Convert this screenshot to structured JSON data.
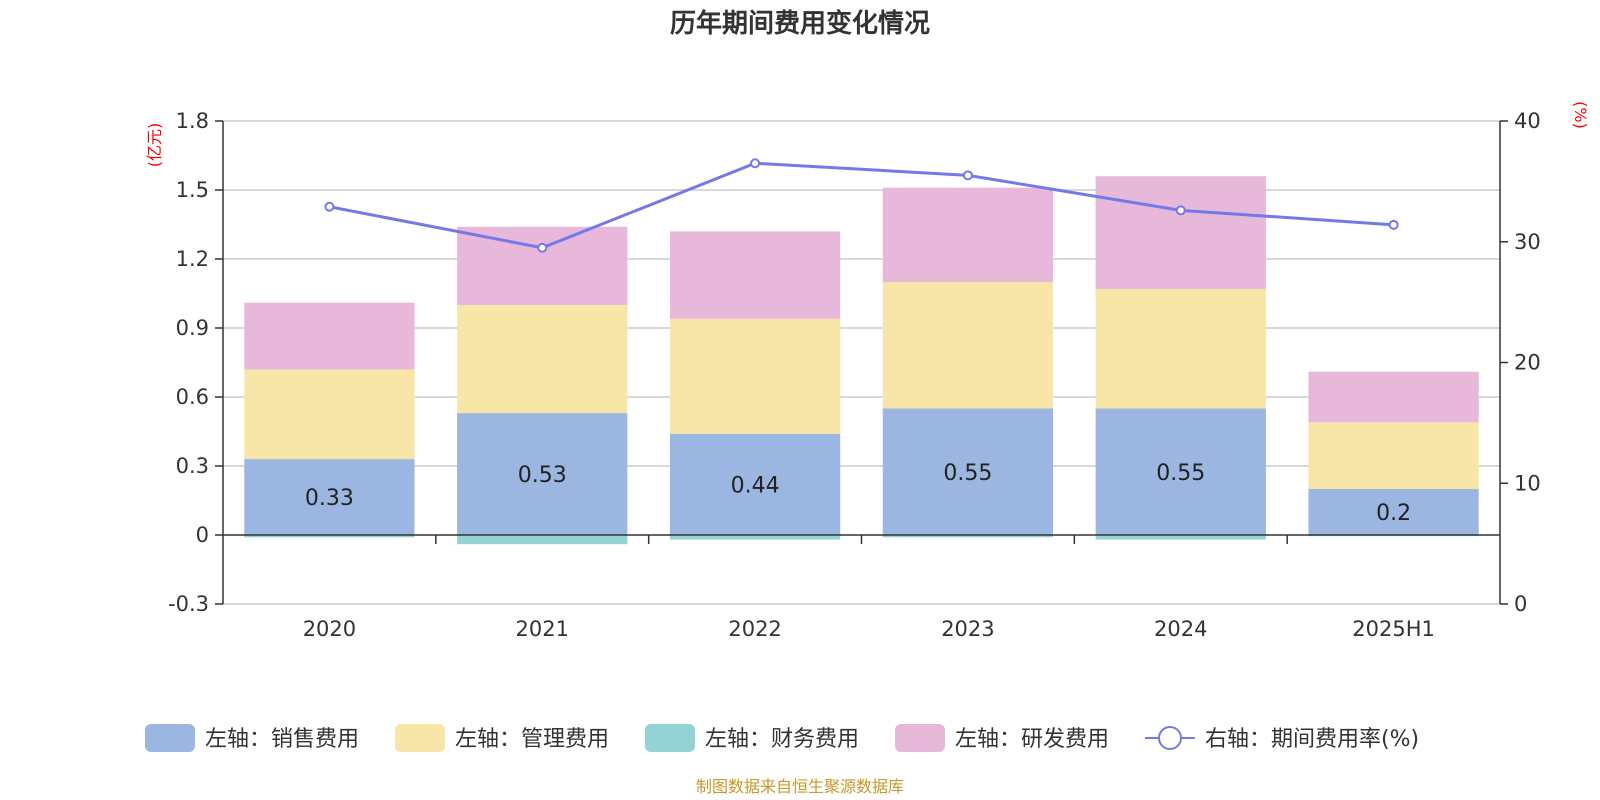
{
  "chart_data": {
    "type": "bar",
    "title": "历年期间费用变化情况",
    "categories": [
      "2020",
      "2021",
      "2022",
      "2023",
      "2024",
      "2025H1"
    ],
    "left_axis": {
      "unit": "(亿元)",
      "ylim": [
        -0.3,
        1.8
      ],
      "ticks": [
        1.8,
        1.5,
        1.2,
        0.9,
        0.6,
        0.3,
        0,
        -0.3
      ],
      "tick_labels": [
        "1.8",
        "1.5",
        "1.2",
        "0.9",
        "0.6",
        "0.3",
        "0",
        "-0.3"
      ]
    },
    "right_axis": {
      "unit": "(%)",
      "ylim": [
        0,
        40
      ],
      "ticks": [
        40,
        30,
        20,
        10,
        0
      ],
      "tick_labels": [
        "40",
        "30",
        "20",
        "10",
        "0"
      ]
    },
    "series": [
      {
        "name": "左轴：销售费用",
        "kind": "bar",
        "axis": "left",
        "color": "#9bb6e0",
        "values": [
          0.33,
          0.53,
          0.44,
          0.55,
          0.55,
          0.2
        ],
        "labels": [
          "0.33",
          "0.53",
          "0.44",
          "0.55",
          "0.55",
          "0.2"
        ]
      },
      {
        "name": "左轴：管理费用",
        "kind": "bar",
        "axis": "left",
        "color": "#f8e6a8",
        "values": [
          0.39,
          0.47,
          0.5,
          0.55,
          0.52,
          0.29
        ]
      },
      {
        "name": "左轴：财务费用",
        "kind": "bar",
        "axis": "left",
        "color": "#93d3d3",
        "values": [
          -0.01,
          -0.04,
          -0.02,
          -0.01,
          -0.02,
          -0.005
        ]
      },
      {
        "name": "左轴：研发费用",
        "kind": "bar",
        "axis": "left",
        "color": "#e7b8da",
        "values": [
          0.29,
          0.34,
          0.38,
          0.41,
          0.49,
          0.22
        ]
      },
      {
        "name": "右轴：期间费用率(%)",
        "kind": "line",
        "axis": "right",
        "color": "#7479ea",
        "values": [
          32.9,
          29.5,
          36.5,
          35.5,
          32.6,
          31.4
        ]
      }
    ],
    "grid": true,
    "legend_position": "bottom"
  },
  "footer": {
    "source": "制图数据来自恒生聚源数据库"
  }
}
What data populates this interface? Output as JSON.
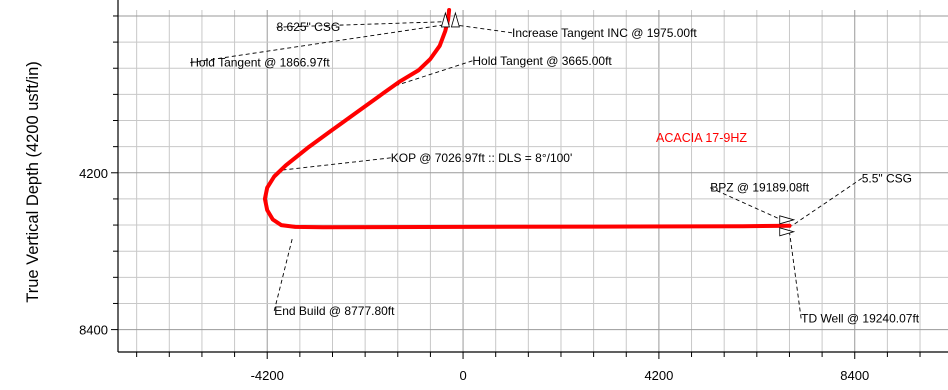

....

Aim of the task → Copy out every line from the material above in which the word "name" appears.

Answer for the task →
        "name": "左轴：销售费用",
        "name": "左轴：管理费用",
        "name": "左轴：财务费用",
        "name": "左轴：研发费用",
        "name": "右轴：期间费用率(%)",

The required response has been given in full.